## BEGIN Text extract

If aficionados of writing and writers wonder how what was once an audacious breakthrough for journalism became the standard which dominates the writing trade, they need look no further than the rise of one preternaturally talented journalist.
In his time he became the very embodiment of that curious mix of news, gossip, literature, whimsy and other flavors called journalism. It takes a dedication above and beyond the call of duty to write the way Tom Wolfe did.
Was there anything Mr. Wolfe could not transform from brass into gold? It is hard to think of a precedent for his dizzying ride to fame, fortune and sheer achievement, though other names come to mind. Like that of John O'Hara, another chronicler of his roller-coaster times. He, too, made all the minute details of first doing the research and then bringing the final product to a bright sheen look easy -- the most natural thing in the world. When actually it took unnatural devotion to his art, craft and obsession.

## END Text extract
## BEGIN Listed records

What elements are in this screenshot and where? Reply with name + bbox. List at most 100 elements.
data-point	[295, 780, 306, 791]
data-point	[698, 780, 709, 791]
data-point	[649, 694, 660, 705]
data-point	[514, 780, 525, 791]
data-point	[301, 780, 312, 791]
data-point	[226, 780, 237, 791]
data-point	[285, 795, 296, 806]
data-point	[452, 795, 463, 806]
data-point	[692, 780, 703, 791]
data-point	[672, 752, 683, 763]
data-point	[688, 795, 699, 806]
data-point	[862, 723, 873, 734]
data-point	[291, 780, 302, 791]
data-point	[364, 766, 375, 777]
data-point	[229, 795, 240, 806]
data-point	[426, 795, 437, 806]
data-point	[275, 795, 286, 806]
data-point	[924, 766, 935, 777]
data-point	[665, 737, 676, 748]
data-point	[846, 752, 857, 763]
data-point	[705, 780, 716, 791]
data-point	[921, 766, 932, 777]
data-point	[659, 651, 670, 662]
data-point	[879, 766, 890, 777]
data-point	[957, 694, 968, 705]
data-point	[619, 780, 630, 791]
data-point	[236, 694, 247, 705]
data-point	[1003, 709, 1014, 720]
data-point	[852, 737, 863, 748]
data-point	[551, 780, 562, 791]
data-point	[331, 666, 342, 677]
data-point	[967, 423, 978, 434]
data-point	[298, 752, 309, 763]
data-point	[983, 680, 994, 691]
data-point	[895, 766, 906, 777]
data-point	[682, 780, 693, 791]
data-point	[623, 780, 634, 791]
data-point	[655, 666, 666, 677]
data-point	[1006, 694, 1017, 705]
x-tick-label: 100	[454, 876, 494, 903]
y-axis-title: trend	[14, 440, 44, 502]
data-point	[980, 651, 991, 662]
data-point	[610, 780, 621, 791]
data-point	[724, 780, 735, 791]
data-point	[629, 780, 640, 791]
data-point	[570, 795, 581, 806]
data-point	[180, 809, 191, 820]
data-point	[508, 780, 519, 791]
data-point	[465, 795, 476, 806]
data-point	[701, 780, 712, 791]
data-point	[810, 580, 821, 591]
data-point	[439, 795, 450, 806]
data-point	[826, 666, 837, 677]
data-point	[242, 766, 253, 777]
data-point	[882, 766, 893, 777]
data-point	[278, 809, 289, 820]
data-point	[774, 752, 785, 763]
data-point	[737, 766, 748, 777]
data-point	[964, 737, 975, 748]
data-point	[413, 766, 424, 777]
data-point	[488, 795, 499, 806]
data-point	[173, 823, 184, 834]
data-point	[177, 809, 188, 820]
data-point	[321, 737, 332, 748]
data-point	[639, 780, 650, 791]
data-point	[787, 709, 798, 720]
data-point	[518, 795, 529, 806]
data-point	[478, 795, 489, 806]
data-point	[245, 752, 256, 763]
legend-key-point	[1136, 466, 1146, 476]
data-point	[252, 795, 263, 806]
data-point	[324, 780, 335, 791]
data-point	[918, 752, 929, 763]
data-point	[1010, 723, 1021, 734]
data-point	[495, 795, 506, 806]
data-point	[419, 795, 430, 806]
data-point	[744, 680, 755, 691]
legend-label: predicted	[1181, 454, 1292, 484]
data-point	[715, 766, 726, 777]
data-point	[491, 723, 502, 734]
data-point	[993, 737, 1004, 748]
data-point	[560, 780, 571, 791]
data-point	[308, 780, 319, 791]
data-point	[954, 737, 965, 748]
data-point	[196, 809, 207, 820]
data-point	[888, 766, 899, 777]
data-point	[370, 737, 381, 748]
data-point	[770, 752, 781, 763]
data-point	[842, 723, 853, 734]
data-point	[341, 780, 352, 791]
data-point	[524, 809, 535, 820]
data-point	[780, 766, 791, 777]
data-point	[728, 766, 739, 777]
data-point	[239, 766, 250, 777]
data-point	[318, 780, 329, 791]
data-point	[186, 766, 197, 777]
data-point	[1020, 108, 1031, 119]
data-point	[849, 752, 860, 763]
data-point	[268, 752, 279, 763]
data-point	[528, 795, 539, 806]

## END Listed records
## BEGIN Listed records

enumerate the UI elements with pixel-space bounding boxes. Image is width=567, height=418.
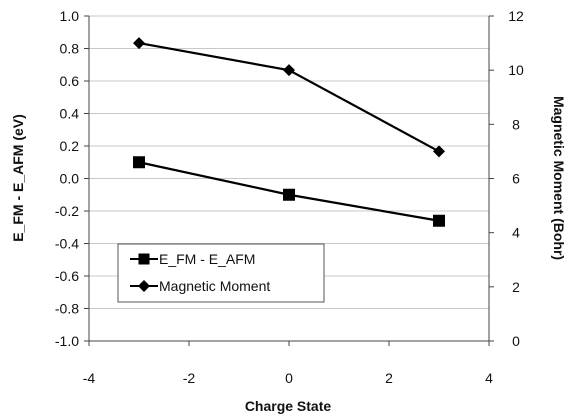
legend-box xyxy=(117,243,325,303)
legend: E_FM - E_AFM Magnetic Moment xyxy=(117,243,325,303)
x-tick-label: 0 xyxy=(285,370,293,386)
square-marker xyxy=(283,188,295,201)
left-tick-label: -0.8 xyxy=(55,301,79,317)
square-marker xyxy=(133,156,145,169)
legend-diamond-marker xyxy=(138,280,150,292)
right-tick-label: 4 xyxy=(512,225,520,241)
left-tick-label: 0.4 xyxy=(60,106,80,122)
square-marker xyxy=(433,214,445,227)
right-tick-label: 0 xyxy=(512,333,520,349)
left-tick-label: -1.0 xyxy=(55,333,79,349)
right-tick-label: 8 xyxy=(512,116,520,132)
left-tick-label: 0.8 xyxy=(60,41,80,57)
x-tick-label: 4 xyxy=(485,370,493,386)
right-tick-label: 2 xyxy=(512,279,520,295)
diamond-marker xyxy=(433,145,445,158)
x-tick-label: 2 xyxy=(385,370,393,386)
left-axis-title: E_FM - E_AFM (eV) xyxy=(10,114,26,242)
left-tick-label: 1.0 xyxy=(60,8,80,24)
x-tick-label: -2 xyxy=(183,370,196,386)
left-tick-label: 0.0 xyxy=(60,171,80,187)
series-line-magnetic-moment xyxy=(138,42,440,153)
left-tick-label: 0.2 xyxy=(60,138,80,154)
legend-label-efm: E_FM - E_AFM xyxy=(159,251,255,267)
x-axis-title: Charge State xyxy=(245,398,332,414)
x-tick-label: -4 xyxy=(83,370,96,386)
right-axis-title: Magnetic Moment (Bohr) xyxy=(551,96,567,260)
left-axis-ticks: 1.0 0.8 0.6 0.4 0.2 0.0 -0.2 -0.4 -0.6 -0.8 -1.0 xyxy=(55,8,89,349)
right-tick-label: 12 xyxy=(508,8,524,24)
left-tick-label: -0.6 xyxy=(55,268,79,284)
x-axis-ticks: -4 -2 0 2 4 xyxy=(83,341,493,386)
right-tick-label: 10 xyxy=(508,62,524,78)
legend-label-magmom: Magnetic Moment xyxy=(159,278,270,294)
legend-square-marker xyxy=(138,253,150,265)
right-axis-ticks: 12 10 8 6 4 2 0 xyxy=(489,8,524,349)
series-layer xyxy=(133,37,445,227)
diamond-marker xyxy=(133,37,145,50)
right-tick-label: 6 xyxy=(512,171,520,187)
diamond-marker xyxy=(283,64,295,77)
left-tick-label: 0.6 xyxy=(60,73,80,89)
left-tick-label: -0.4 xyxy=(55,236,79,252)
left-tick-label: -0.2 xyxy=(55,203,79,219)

## END Listed records
## BEGIN Listed records

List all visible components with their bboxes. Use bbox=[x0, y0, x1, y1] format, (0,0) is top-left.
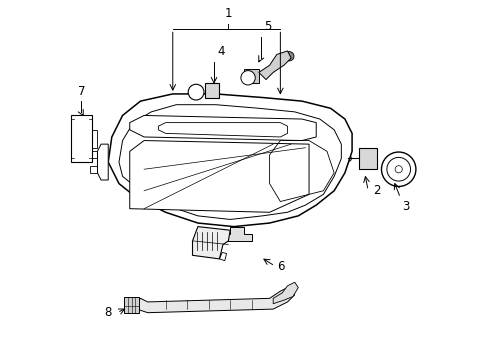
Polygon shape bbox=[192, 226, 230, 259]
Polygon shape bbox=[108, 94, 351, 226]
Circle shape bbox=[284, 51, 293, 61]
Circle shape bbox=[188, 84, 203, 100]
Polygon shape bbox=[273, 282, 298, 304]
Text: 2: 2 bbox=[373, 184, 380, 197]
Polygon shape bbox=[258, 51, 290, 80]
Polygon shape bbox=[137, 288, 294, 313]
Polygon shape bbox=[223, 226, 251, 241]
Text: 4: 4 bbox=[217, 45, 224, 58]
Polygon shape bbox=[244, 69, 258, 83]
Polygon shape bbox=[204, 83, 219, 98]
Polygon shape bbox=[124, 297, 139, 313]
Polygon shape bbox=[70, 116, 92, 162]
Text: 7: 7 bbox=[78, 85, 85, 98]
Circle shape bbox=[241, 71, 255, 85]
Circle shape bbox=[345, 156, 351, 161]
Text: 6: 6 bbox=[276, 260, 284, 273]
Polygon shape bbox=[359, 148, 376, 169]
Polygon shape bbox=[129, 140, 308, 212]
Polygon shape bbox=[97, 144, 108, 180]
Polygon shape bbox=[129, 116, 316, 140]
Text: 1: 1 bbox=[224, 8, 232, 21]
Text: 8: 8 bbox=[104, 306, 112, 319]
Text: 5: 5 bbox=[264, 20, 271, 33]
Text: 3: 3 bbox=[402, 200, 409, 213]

## END Listed records

§ **Exercise task A**:
Reproduce the passage of the text on Tom Wolfe between "If aficionados of" and "Tom Wolfe did.", inclusive, word for word.
§ **Exercise task B**:
Pick up the text on Tom Wolfe after its final sentence and carry it forward.

§ **Written reply A**:
If aficionados of writing and writers wonder how what was once an audacious breakthrough for journalism became the standard which dominates the writing trade, they need look no further than the rise of one preternaturally talented journalist.
In his time he became the very embodiment of that curious mix of news, gossip, literature, whimsy and other flavors called journalism. It takes a dedication above and beyond the call of duty to write the way Tom Wolfe did.

§ **Written reply B**:
The page of Arkansas' Newspaper that carried his obituary needed to bordered not in black but in all the colors of the rainbow, for he was that kind of writer, setting off fireworks whenever he sat down to type. Now he's dead at 88, for nothing could stop this gentleman writer. R.I.P., though it's hard to imagine him gone, he was such a whirlwind of essays, novels and literary works in general. There was no subject on which he did not provoke, often enough turning conventional assumptions on their heads. For he was not only a retailer of ideas and anecdotes, but their original source.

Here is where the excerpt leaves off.